**Aim**: Look over the lines below. Report each one that includes the string "Ocean".

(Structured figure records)
------------

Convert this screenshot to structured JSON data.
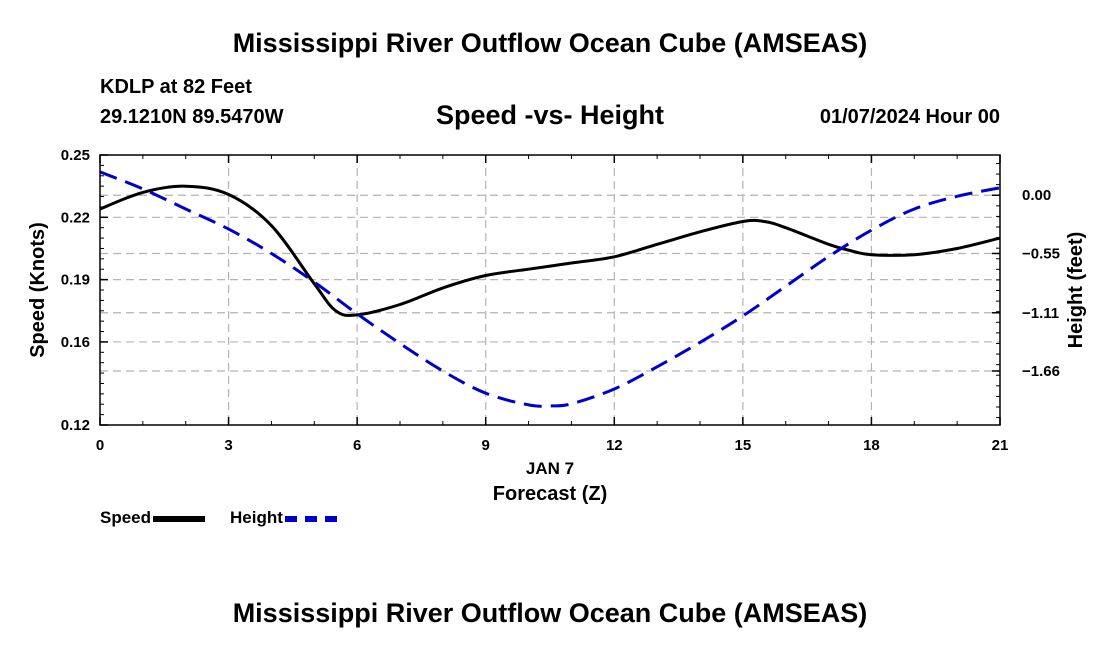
{
  "header": {
    "title": "Mississippi River Outflow Ocean Cube (AMSEAS)",
    "station": "KDLP at 82 Feet",
    "coords": "29.1210N  89.5470W",
    "subtitle": "Speed -vs- Height",
    "datetime": "01/07/2024 Hour 00"
  },
  "footer": {
    "title": "Mississippi River Outflow Ocean Cube (AMSEAS)"
  },
  "legend": {
    "speed_label": "Speed",
    "height_label": "Height"
  },
  "chart_data": {
    "type": "line",
    "title": "Speed -vs- Height",
    "xlabel": "Forecast (Z)",
    "x_sublabel": "JAN 7",
    "ylabel": "Speed (Knots)",
    "y2label": "Height (feet)",
    "xlim": [
      0,
      21
    ],
    "ylim": [
      0.12,
      0.25
    ],
    "y2lim": [
      -2.17,
      0.38
    ],
    "x_ticks": [
      0,
      3,
      6,
      9,
      12,
      15,
      18,
      21
    ],
    "y_ticks": [
      0.12,
      0.16,
      0.19,
      0.22,
      0.25
    ],
    "y_tick_labels": [
      "0.12",
      "0.16",
      "0.19",
      "0.22",
      "0.25"
    ],
    "y2_ticks": [
      0.0,
      -0.55,
      -1.11,
      -1.66
    ],
    "y2_tick_labels": [
      "0.00",
      "−0.55",
      "−1.11",
      "−1.66"
    ],
    "grid": true,
    "colors": {
      "speed": "#000000",
      "height": "#0000cc",
      "grid": "#b4b4b4"
    },
    "series": [
      {
        "name": "Speed",
        "axis": "left",
        "style": "solid",
        "x": [
          0,
          1,
          2,
          3,
          4,
          5,
          5.5,
          6,
          7,
          8,
          9,
          10,
          11,
          12,
          13,
          14,
          15,
          15.5,
          16,
          17,
          17.5,
          18,
          19,
          20,
          21
        ],
        "values": [
          0.224,
          0.232,
          0.235,
          0.231,
          0.216,
          0.188,
          0.175,
          0.173,
          0.178,
          0.186,
          0.192,
          0.195,
          0.198,
          0.201,
          0.207,
          0.213,
          0.218,
          0.218,
          0.215,
          0.207,
          0.204,
          0.202,
          0.202,
          0.205,
          0.21
        ]
      },
      {
        "name": "Height",
        "axis": "right",
        "style": "dashed",
        "x": [
          0,
          1,
          2,
          3,
          4,
          5,
          6,
          7,
          8,
          9,
          10,
          10.5,
          11,
          12,
          13,
          14,
          15,
          16,
          17,
          18,
          19,
          20,
          21
        ],
        "values": [
          0.22,
          0.06,
          -0.13,
          -0.32,
          -0.55,
          -0.82,
          -1.12,
          -1.4,
          -1.66,
          -1.87,
          -1.98,
          -1.99,
          -1.97,
          -1.83,
          -1.62,
          -1.39,
          -1.14,
          -0.86,
          -0.58,
          -0.33,
          -0.13,
          -0.01,
          0.07
        ]
      }
    ]
  }
}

------------

**Full response**:
    "title": "Mississippi River Outflow Ocean Cube (AMSEAS)",
    "title": "Mississippi River Outflow Ocean Cube (AMSEAS)"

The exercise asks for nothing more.